## WORK INSTRUCTIONS
Nothing in the data should change when you return it, but leave the pictures out.

[Data listing]
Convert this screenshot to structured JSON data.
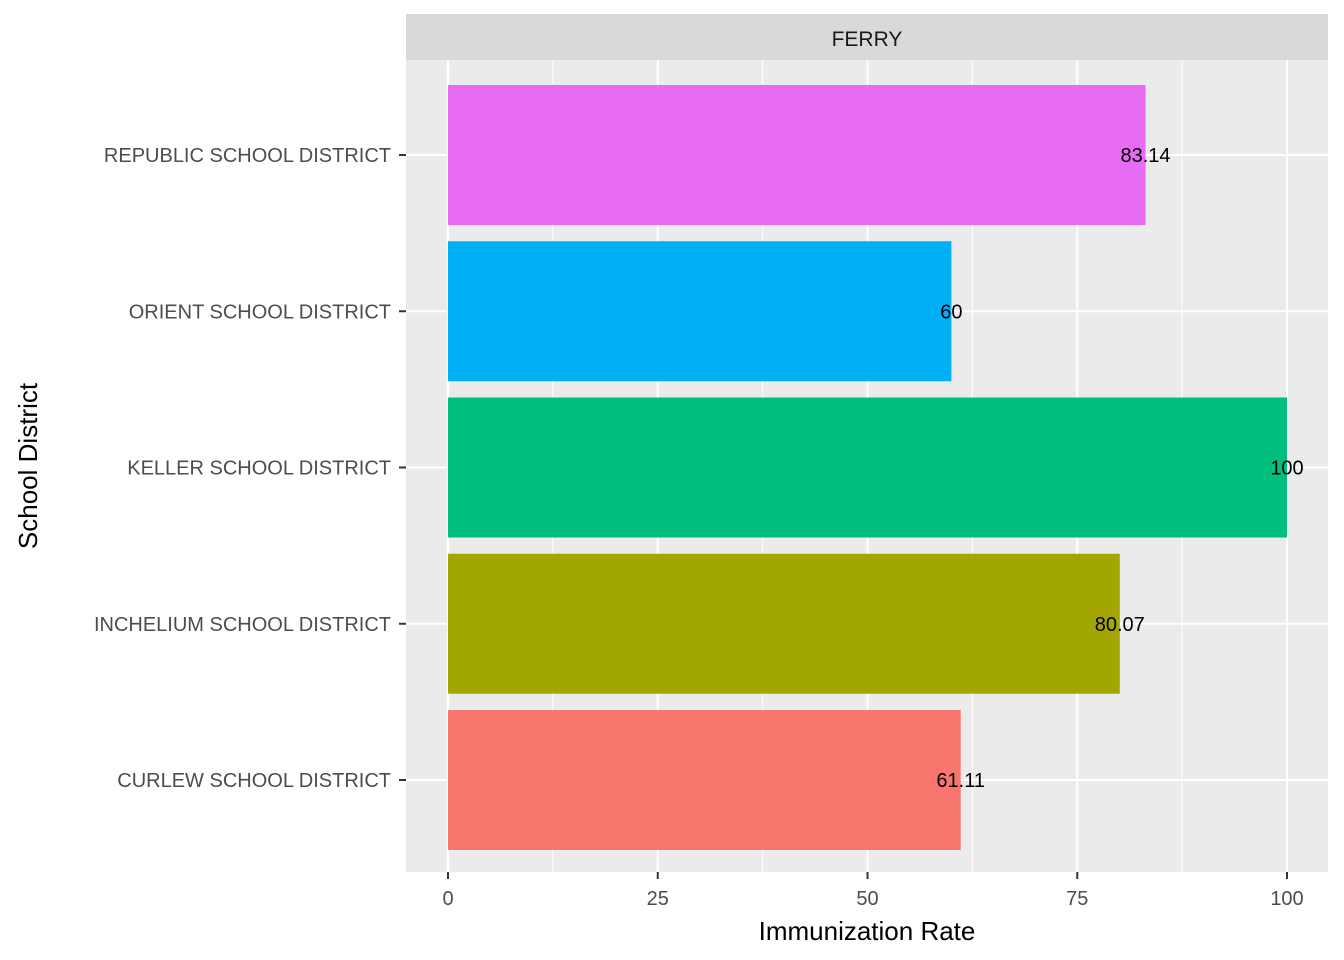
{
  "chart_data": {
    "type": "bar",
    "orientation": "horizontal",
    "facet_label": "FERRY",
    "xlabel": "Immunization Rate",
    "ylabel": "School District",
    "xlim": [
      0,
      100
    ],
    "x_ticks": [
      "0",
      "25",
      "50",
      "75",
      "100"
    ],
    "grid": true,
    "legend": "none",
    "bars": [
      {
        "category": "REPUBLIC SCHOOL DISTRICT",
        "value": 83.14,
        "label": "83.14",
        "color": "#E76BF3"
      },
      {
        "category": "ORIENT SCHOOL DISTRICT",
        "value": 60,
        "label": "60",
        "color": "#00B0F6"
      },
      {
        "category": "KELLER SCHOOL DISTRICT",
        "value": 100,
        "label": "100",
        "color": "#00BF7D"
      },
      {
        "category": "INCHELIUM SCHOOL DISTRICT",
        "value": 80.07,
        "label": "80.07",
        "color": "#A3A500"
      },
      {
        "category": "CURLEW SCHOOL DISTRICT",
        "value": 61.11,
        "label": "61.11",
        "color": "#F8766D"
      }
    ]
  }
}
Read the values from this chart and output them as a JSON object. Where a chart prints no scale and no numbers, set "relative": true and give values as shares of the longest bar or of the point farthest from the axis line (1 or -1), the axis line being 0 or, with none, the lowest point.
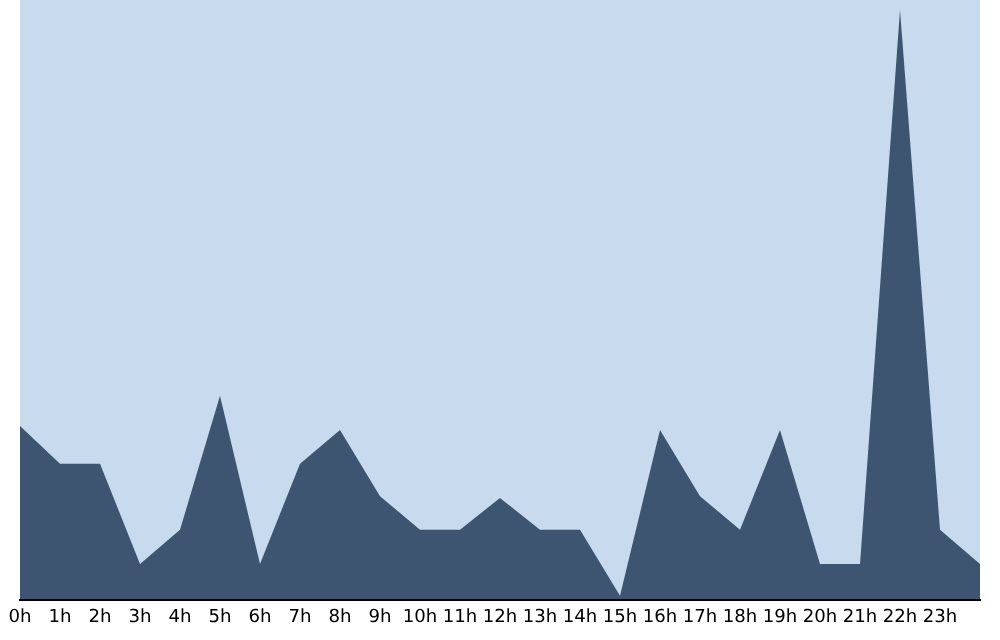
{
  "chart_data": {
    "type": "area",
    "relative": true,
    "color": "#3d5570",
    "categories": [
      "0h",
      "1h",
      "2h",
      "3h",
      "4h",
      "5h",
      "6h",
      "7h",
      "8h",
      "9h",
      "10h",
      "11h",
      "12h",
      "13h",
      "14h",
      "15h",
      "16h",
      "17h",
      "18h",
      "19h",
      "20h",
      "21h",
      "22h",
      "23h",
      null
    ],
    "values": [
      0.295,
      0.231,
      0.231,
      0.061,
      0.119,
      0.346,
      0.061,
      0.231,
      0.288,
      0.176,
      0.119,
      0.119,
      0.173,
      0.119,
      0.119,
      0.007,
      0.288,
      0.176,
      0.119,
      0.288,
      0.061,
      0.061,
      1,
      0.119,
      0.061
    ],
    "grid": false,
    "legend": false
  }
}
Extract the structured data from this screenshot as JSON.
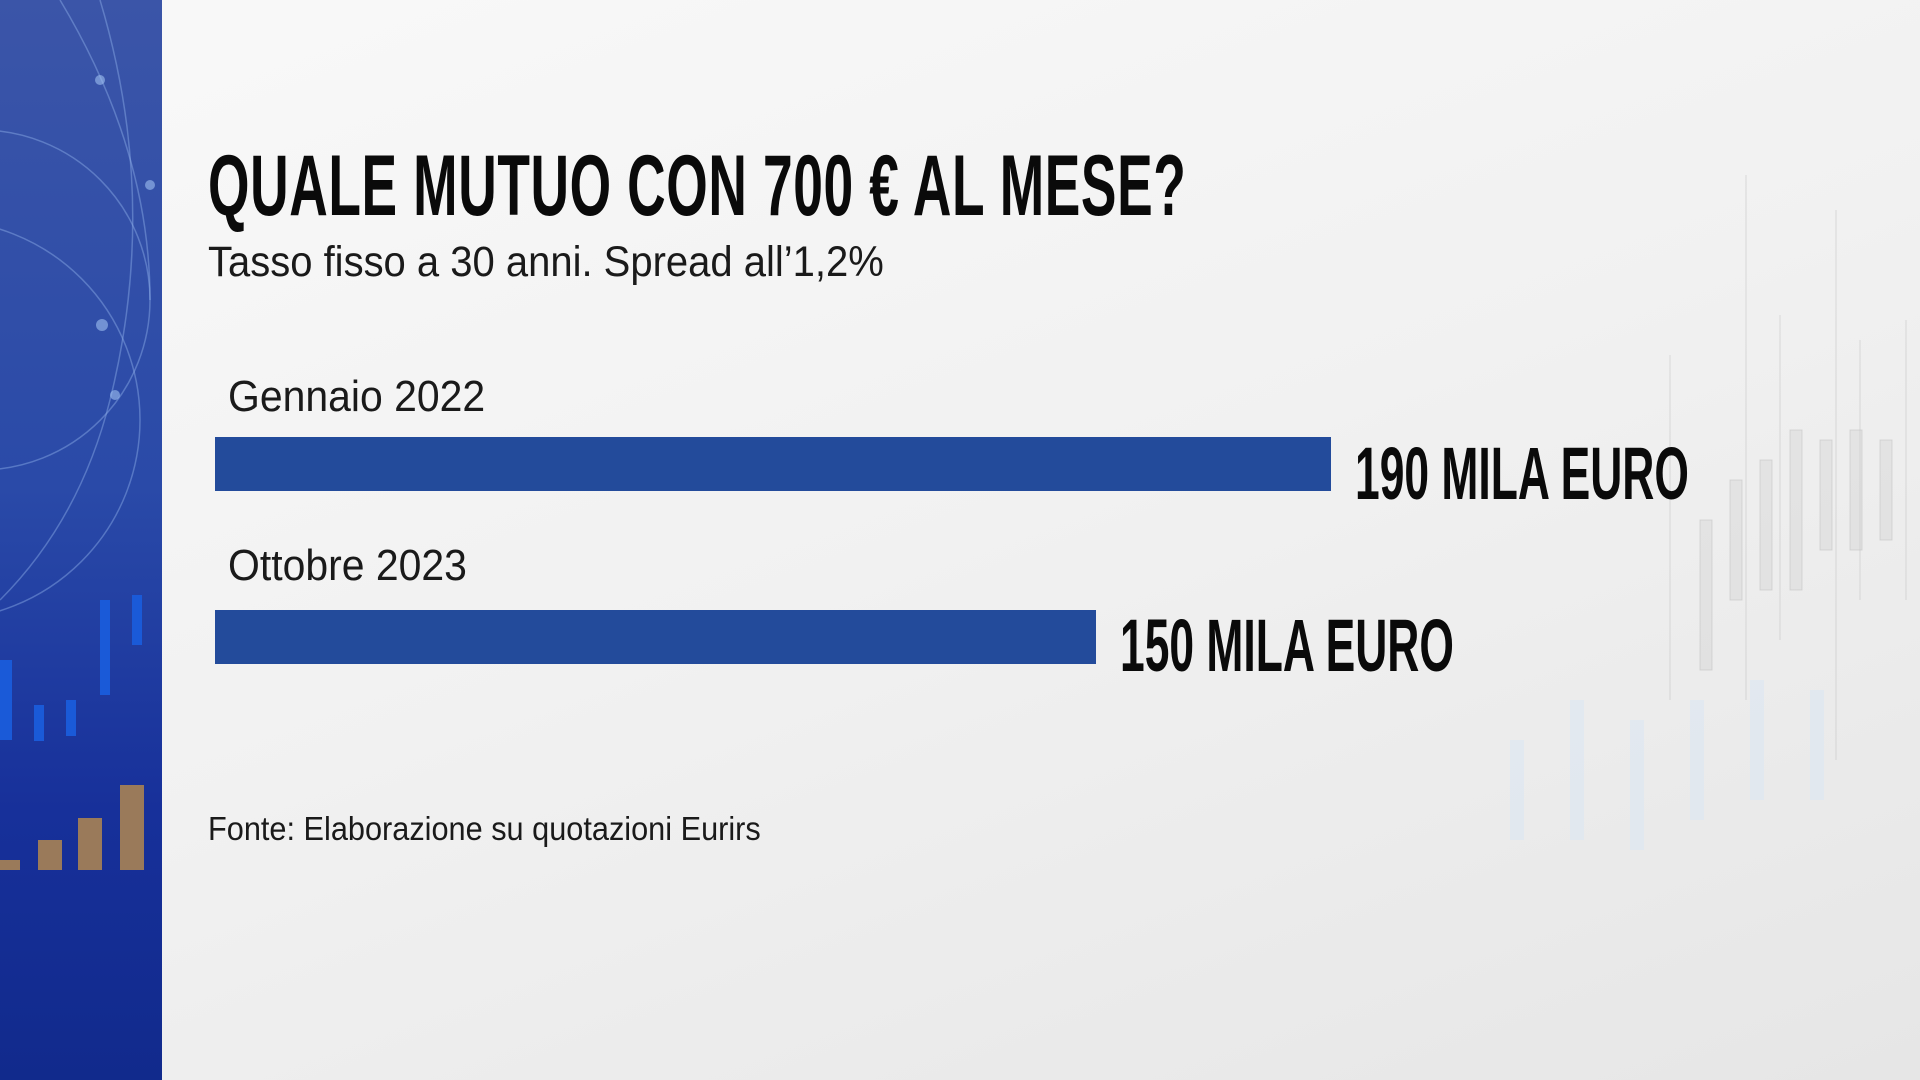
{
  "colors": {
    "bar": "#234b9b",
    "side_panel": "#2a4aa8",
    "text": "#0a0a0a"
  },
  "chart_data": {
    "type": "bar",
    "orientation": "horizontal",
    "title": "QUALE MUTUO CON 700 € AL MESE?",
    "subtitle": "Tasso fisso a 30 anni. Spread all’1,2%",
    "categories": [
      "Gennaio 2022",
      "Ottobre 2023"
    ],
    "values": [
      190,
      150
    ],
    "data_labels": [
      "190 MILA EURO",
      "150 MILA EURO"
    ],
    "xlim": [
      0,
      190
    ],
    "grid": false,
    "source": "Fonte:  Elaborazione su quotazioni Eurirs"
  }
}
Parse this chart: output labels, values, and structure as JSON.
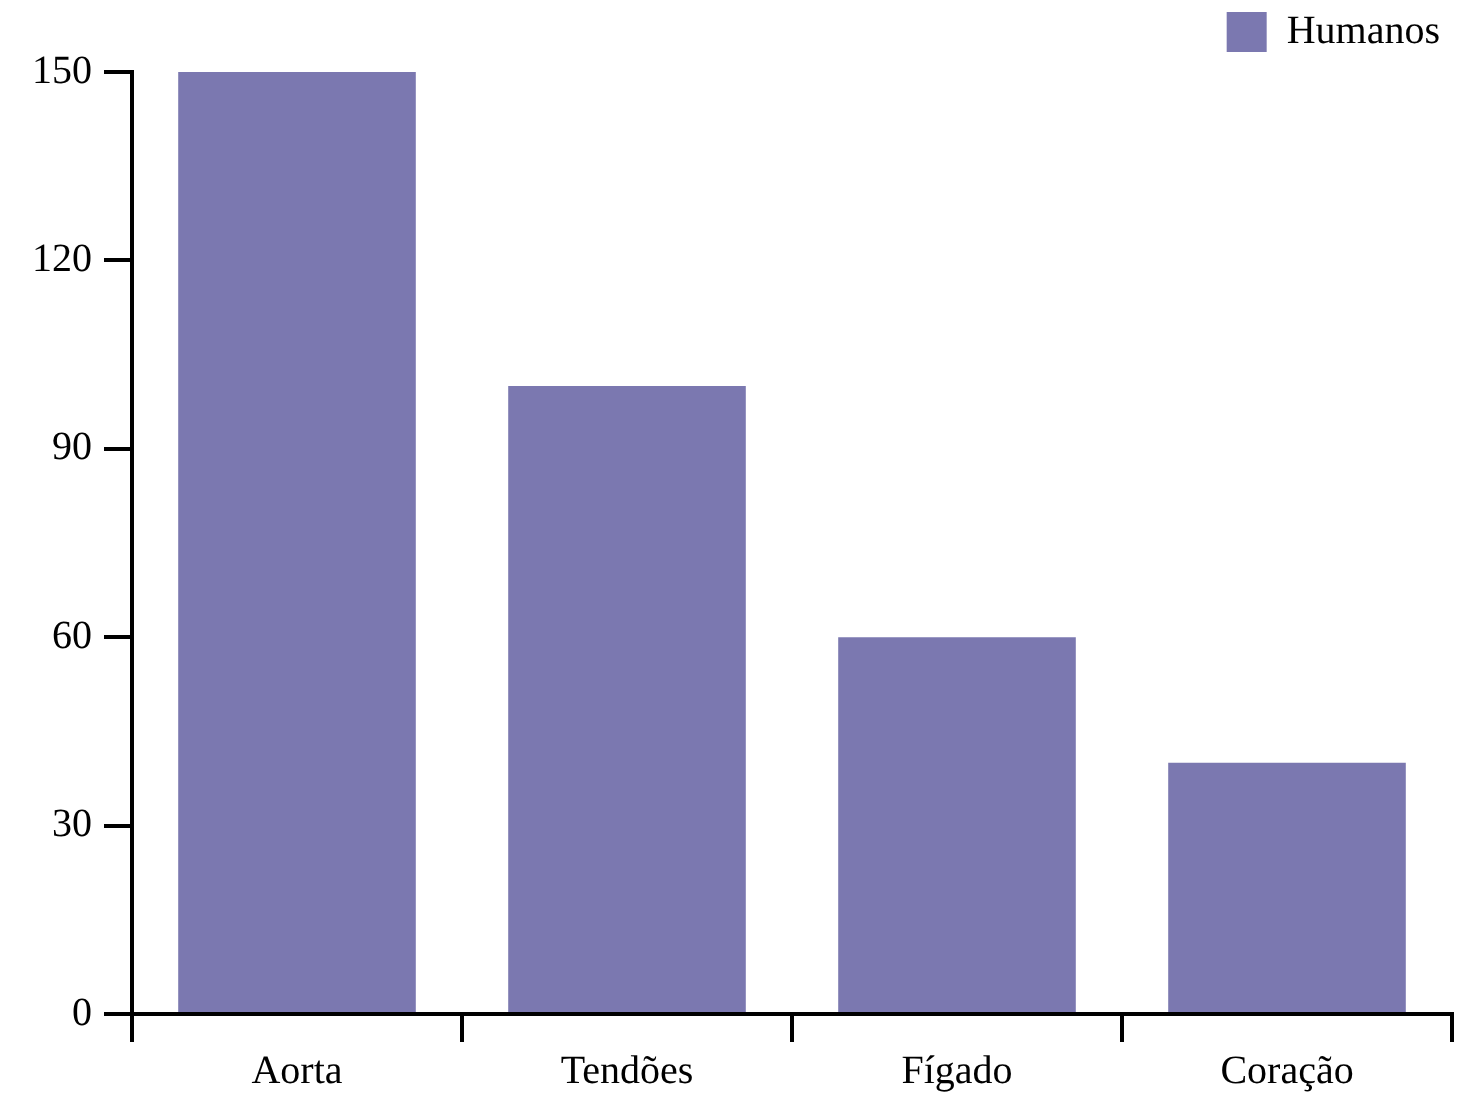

## EXERCISE ANSWER
Convert this screenshot to structured JSON data.
{
  "chart_data": {
    "type": "bar",
    "orientation": "horizontal",
    "facet_label": "FERRY",
    "xlabel": "Immunization Rate",
    "ylabel": "School District",
    "xlim": [
      0,
      100
    ],
    "x_ticks": [
      "0",
      "25",
      "50",
      "75",
      "100"
    ],
    "grid": true,
    "legend": "none",
    "bars": [
      {
        "category": "REPUBLIC SCHOOL DISTRICT",
        "value": 83.14,
        "label": "83.14",
        "color": "#E76BF3"
      },
      {
        "category": "ORIENT SCHOOL DISTRICT",
        "value": 60,
        "label": "60",
        "color": "#00B0F6"
      },
      {
        "category": "KELLER SCHOOL DISTRICT",
        "value": 100,
        "label": "100",
        "color": "#00BF7D"
      },
      {
        "category": "INCHELIUM SCHOOL DISTRICT",
        "value": 80.07,
        "label": "80.07",
        "color": "#A3A500"
      },
      {
        "category": "CURLEW SCHOOL DISTRICT",
        "value": 61.11,
        "label": "61.11",
        "color": "#F8766D"
      }
    ]
  }
}
Read the values from this chart and output them as a JSON object. Where a chart prints no scale and no numbers, set "relative": true and give values as shares of the longest bar or of the point farthest from the axis line (1 or -1), the axis line being 0 or, with none, the lowest point.
{
  "chart_data": {
    "type": "area",
    "relative": true,
    "color": "#3d5570",
    "categories": [
      "0h",
      "1h",
      "2h",
      "3h",
      "4h",
      "5h",
      "6h",
      "7h",
      "8h",
      "9h",
      "10h",
      "11h",
      "12h",
      "13h",
      "14h",
      "15h",
      "16h",
      "17h",
      "18h",
      "19h",
      "20h",
      "21h",
      "22h",
      "23h",
      null
    ],
    "values": [
      0.295,
      0.231,
      0.231,
      0.061,
      0.119,
      0.346,
      0.061,
      0.231,
      0.288,
      0.176,
      0.119,
      0.119,
      0.173,
      0.119,
      0.119,
      0.007,
      0.288,
      0.176,
      0.119,
      0.288,
      0.061,
      0.061,
      1,
      0.119,
      0.061
    ],
    "grid": false,
    "legend": false
  }
}
Extract the structured data from this screenshot as JSON.
{
  "colors": {
    "bar": "#234b9b",
    "side_panel": "#2a4aa8",
    "text": "#0a0a0a"
  },
  "chart_data": {
    "type": "bar",
    "orientation": "horizontal",
    "title": "QUALE MUTUO CON 700 € AL MESE?",
    "subtitle": "Tasso fisso a 30 anni. Spread all’1,2%",
    "categories": [
      "Gennaio 2022",
      "Ottobre 2023"
    ],
    "values": [
      190,
      150
    ],
    "data_labels": [
      "190 MILA EURO",
      "150 MILA EURO"
    ],
    "xlim": [
      0,
      190
    ],
    "grid": false,
    "source": "Fonte:  Elaborazione su quotazioni Eurirs"
  }
}
Parse this chart: output labels, values, and structure as JSON.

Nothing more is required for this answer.